• **Given task**
Every line of the records must be repeated exactly; pictures stay out.

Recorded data
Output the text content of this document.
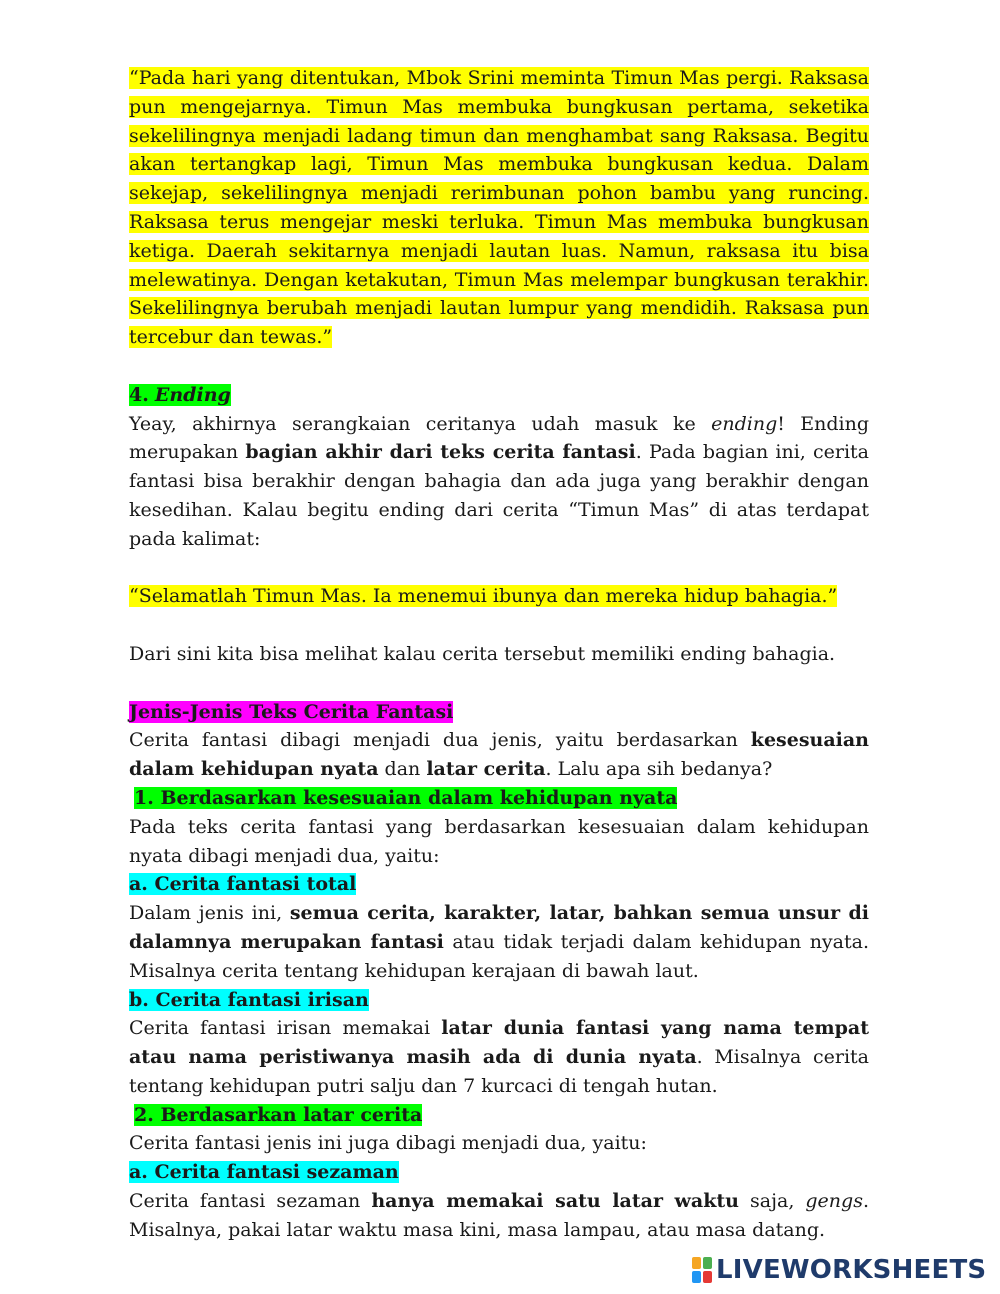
“Pada hari yang ditentukan, Mbok Srini meminta Timun Mas pergi. Raksasa pun mengejarnya. Timun Mas membuka bungkusan pertama, seketika sekelilingnya menjadi ladang timun dan menghambat sang Raksasa. Begitu akan tertangkap lagi, Timun Mas membuka bungkusan kedua. Dalam sekejap, sekelilingnya menjadi rerimbunan pohon bambu yang runcing. Raksasa terus mengejar meski terluka. Timun Mas membuka bungkusan ketiga. Daerah sekitarnya menjadi lautan luas. Namun, raksasa itu bisa melewatinya. Dengan ketakutan, Timun Mas melempar bungkusan terakhir. Sekelilingnya berubah menjadi lautan lumpur yang mendidih. Raksasa pun tercebur dan tewas.”

4. Ending

Yeay, akhirnya serangkaian ceritanya udah masuk ke ending! Ending merupakan bagian akhir dari teks cerita fantasi. Pada bagian ini, cerita fantasi bisa berakhir dengan bahagia dan ada juga yang berakhir dengan kesedihan. Kalau begitu ending dari cerita “Timun Mas” di atas terdapat pada kalimat:

“Selamatlah Timun Mas. Ia menemui ibunya dan mereka hidup bahagia.”

Dari sini kita bisa melihat kalau cerita tersebut memiliki ending bahagia.

Jenis-Jenis Teks Cerita Fantasi

Cerita fantasi dibagi menjadi dua jenis, yaitu berdasarkan kesesuaian dalam kehidupan nyata dan latar cerita. Lalu apa sih bedanya?

1. Berdasarkan kesesuaian dalam kehidupan nyata

Pada teks cerita fantasi yang berdasarkan kesesuaian dalam kehidupan nyata dibagi menjadi dua, yaitu:

a. Cerita fantasi total

Dalam jenis ini, semua cerita, karakter, latar, bahkan semua unsur di dalamnya merupakan fantasi atau tidak terjadi dalam kehidupan nyata. Misalnya cerita tentang kehidupan kerajaan di bawah laut.

b. Cerita fantasi irisan

Cerita fantasi irisan memakai latar dunia fantasi yang nama tempat atau nama peristiwanya masih ada di dunia nyata. Misalnya cerita tentang kehidupan putri salju dan 7 kurcaci di tengah hutan.

2. Berdasarkan latar cerita

Cerita fantasi jenis ini juga dibagi menjadi dua, yaitu:

a. Cerita fantasi sezaman

Cerita fantasi sezaman hanya memakai satu latar waktu saja, gengs. Misalnya, pakai latar waktu masa kini, masa lampau, atau masa datang.

LIVEWORKSHEETS
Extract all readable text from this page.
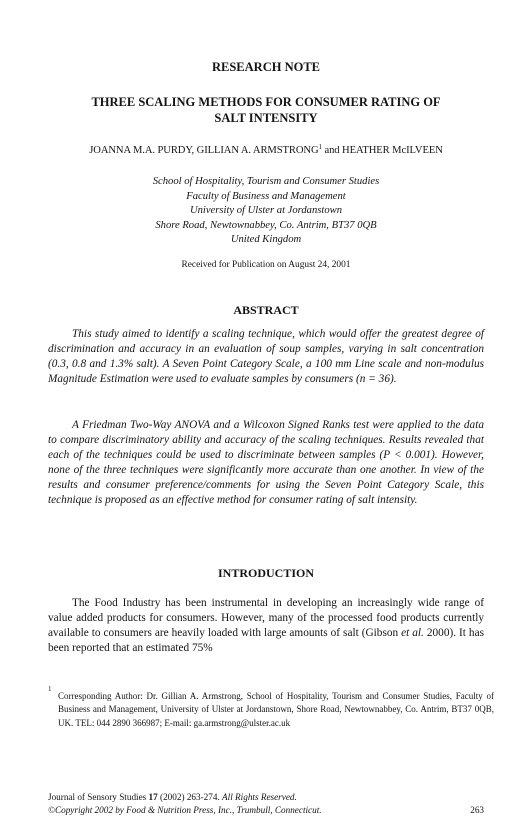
RESEARCH NOTE
THREE SCALING METHODS FOR CONSUMER RATING OF
SALT INTENSITY
JOANNA M.A. PURDY, GILLIAN A. ARMSTRONG$^1$ and HEATHER McILVEEN
School of Hospitality, Tourism and Consumer Studies
Faculty of Business and Management
University of Ulster at Jordanstown
Shore Road, Newtownabbey, Co. Antrim, BT37 0QB
United Kingdom
Received for Publication on August 24, 2001
ABSTRACT

This study aimed to identify a scaling technique, which would offer the greatest degree of discrimination and accuracy in an evaluation of soup samples, varying in salt concentration (0.3, 0.8 and 1.3% salt). A Seven Point Category Scale, a 100 mm Line scale and non-modulus Magnitude Estimation were used to evaluate samples by consumers (n = 36).

A Friedman Two-Way ANOVA and a Wilcoxon Signed Ranks test were applied to the data to compare discriminatory ability and accuracy of the scaling techniques. Results revealed that each of the techniques could be used to discriminate between samples (P < 0.001). However, none of the three techniques were significantly more accurate than one another. In view of the results and consumer preference/comments for using the Seven Point Category Scale, this technique is proposed as an effective method for consumer rating of salt intensity.

INTRODUCTION

The Food Industry has been instrumental in developing an increasingly wide range of value added products for consumers. However, many of the processed food products currently available to consumers are heavily loaded with large amounts of salt (Gibson et al. 2000). It has been reported that an estimated 75%

1
Corresponding Author: Dr. Gillian A. Armstrong, School of Hospitality, Tourism and Consumer Studies, Faculty of Business and Management, University of Ulster at Jordanstown, Shore Road, Newtownabbey, Co. Antrim, BT37 0QB, UK. TEL: 044 2890 366987; E-mail: ga.armstrong@ulster.ac.uk
Journal of Sensory Studies 17 (2002) 263-274. All Rights Reserved.
©Copyright 2002 by Food & Nutrition Press, Inc., Trumbull, Connecticut.	263
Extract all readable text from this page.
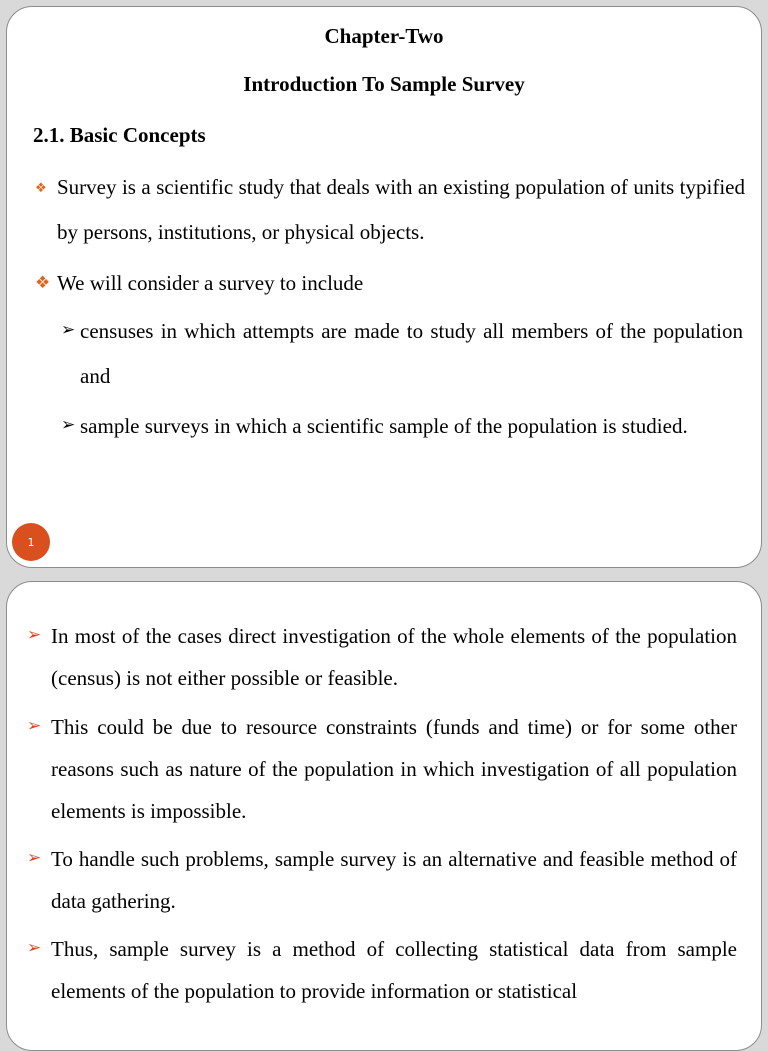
Chapter-Two
Introduction To Sample Survey
2.1. Basic Concepts
❖ Survey is a scientific study that deals with an existing population of units typified by persons, institutions, or physical objects.

❖ We will consider a survey to include

➢ censuses in which attempts are made to study all members of the population and

➢ sample surveys in which a scientific sample of the population is studied.

1
➢ In most of the cases direct investigation of the whole elements of the population (census) is not either possible or feasible.

➢ This could be due to resource constraints (funds and time) or for some other reasons such as nature of the population in which investigation of all population elements is impossible.

➢ To handle such problems, sample survey is an alternative and feasible method of data gathering.

➢ Thus, sample survey is a method of collecting statistical data from sample elements of the population to provide information or statistical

• **Answer in full**
Output the text content of this document.
“Pada hari yang ditentukan, Mbok Srini meminta Timun Mas pergi. Raksasa pun mengejarnya. Timun Mas membuka bungkusan pertama, seketika sekelilingnya menjadi ladang timun dan menghambat sang Raksasa. Begitu akan tertangkap lagi, Timun Mas membuka bungkusan kedua. Dalam sekejap, sekelilingnya menjadi rerimbunan pohon bambu yang runcing. Raksasa terus mengejar meski terluka. Timun Mas membuka bungkusan ketiga. Daerah sekitarnya menjadi lautan luas. Namun, raksasa itu bisa melewatinya. Dengan ketakutan, Timun Mas melempar bungkusan terakhir. Sekelilingnya berubah menjadi lautan lumpur yang mendidih. Raksasa pun tercebur dan tewas.”

4. Ending

Yeay, akhirnya serangkaian ceritanya udah masuk ke ending! Ending merupakan bagian akhir dari teks cerita fantasi. Pada bagian ini, cerita fantasi bisa berakhir dengan bahagia dan ada juga yang berakhir dengan kesedihan. Kalau begitu ending dari cerita “Timun Mas” di atas terdapat pada kalimat:

“Selamatlah Timun Mas. Ia menemui ibunya dan mereka hidup bahagia.”

Dari sini kita bisa melihat kalau cerita tersebut memiliki ending bahagia.

Jenis-Jenis Teks Cerita Fantasi

Cerita fantasi dibagi menjadi dua jenis, yaitu berdasarkan kesesuaian dalam kehidupan nyata dan latar cerita. Lalu apa sih bedanya?

1. Berdasarkan kesesuaian dalam kehidupan nyata

Pada teks cerita fantasi yang berdasarkan kesesuaian dalam kehidupan nyata dibagi menjadi dua, yaitu:

a. Cerita fantasi total

Dalam jenis ini, semua cerita, karakter, latar, bahkan semua unsur di dalamnya merupakan fantasi atau tidak terjadi dalam kehidupan nyata. Misalnya cerita tentang kehidupan kerajaan di bawah laut.

b. Cerita fantasi irisan

Cerita fantasi irisan memakai latar dunia fantasi yang nama tempat atau nama peristiwanya masih ada di dunia nyata. Misalnya cerita tentang kehidupan putri salju dan 7 kurcaci di tengah hutan.

2. Berdasarkan latar cerita

Cerita fantasi jenis ini juga dibagi menjadi dua, yaitu:

a. Cerita fantasi sezaman

Cerita fantasi sezaman hanya memakai satu latar waktu saja, gengs. Misalnya, pakai latar waktu masa kini, masa lampau, atau masa datang.

LIVEWORKSHEETS
Extract all readable text from this page.
RESEARCH NOTE
THREE SCALING METHODS FOR CONSUMER RATING OF
SALT INTENSITY
JOANNA M.A. PURDY, GILLIAN A. ARMSTRONG$^1$ and HEATHER McILVEEN
School of Hospitality, Tourism and Consumer Studies
Faculty of Business and Management
University of Ulster at Jordanstown
Shore Road, Newtownabbey, Co. Antrim, BT37 0QB
United Kingdom
Received for Publication on August 24, 2001
ABSTRACT

This study aimed to identify a scaling technique, which would offer the greatest degree of discrimination and accuracy in an evaluation of soup samples, varying in salt concentration (0.3, 0.8 and 1.3% salt). A Seven Point Category Scale, a 100 mm Line scale and non-modulus Magnitude Estimation were used to evaluate samples by consumers (n = 36).

A Friedman Two-Way ANOVA and a Wilcoxon Signed Ranks test were applied to the data to compare discriminatory ability and accuracy of the scaling techniques. Results revealed that each of the techniques could be used to discriminate between samples (P < 0.001). However, none of the three techniques were significantly more accurate than one another. In view of the results and consumer preference/comments for using the Seven Point Category Scale, this technique is proposed as an effective method for consumer rating of salt intensity.

INTRODUCTION

The Food Industry has been instrumental in developing an increasingly wide range of value added products for consumers. However, many of the processed food products currently available to consumers are heavily loaded with large amounts of salt (Gibson et al. 2000). It has been reported that an estimated 75%

1
Corresponding Author: Dr. Gillian A. Armstrong, School of Hospitality, Tourism and Consumer Studies, Faculty of Business and Management, University of Ulster at Jordanstown, Shore Road, Newtownabbey, Co. Antrim, BT37 0QB, UK. TEL: 044 2890 366987; E-mail: ga.armstrong@ulster.ac.uk
Journal of Sensory Studies 17 (2002) 263-274. All Rights Reserved.
©Copyright 2002 by Food & Nutrition Press, Inc., Trumbull, Connecticut.	263
Extract all readable text from this page.
Chapter-Two
Introduction To Sample Survey
2.1. Basic Concepts
❖ Survey is a scientific study that deals with an existing population of units typified by persons, institutions, or physical objects.

❖ We will consider a survey to include

➢ censuses in which attempts are made to study all members of the population and

➢ sample surveys in which a scientific sample of the population is studied.

1
➢ In most of the cases direct investigation of the whole elements of the population (census) is not either possible or feasible.

➢ This could be due to resource constraints (funds and time) or for some other reasons such as nature of the population in which investigation of all population elements is impossible.

➢ To handle such problems, sample survey is an alternative and feasible method of data gathering.

➢ Thus, sample survey is a method of collecting statistical data from sample elements of the population to provide information or statistical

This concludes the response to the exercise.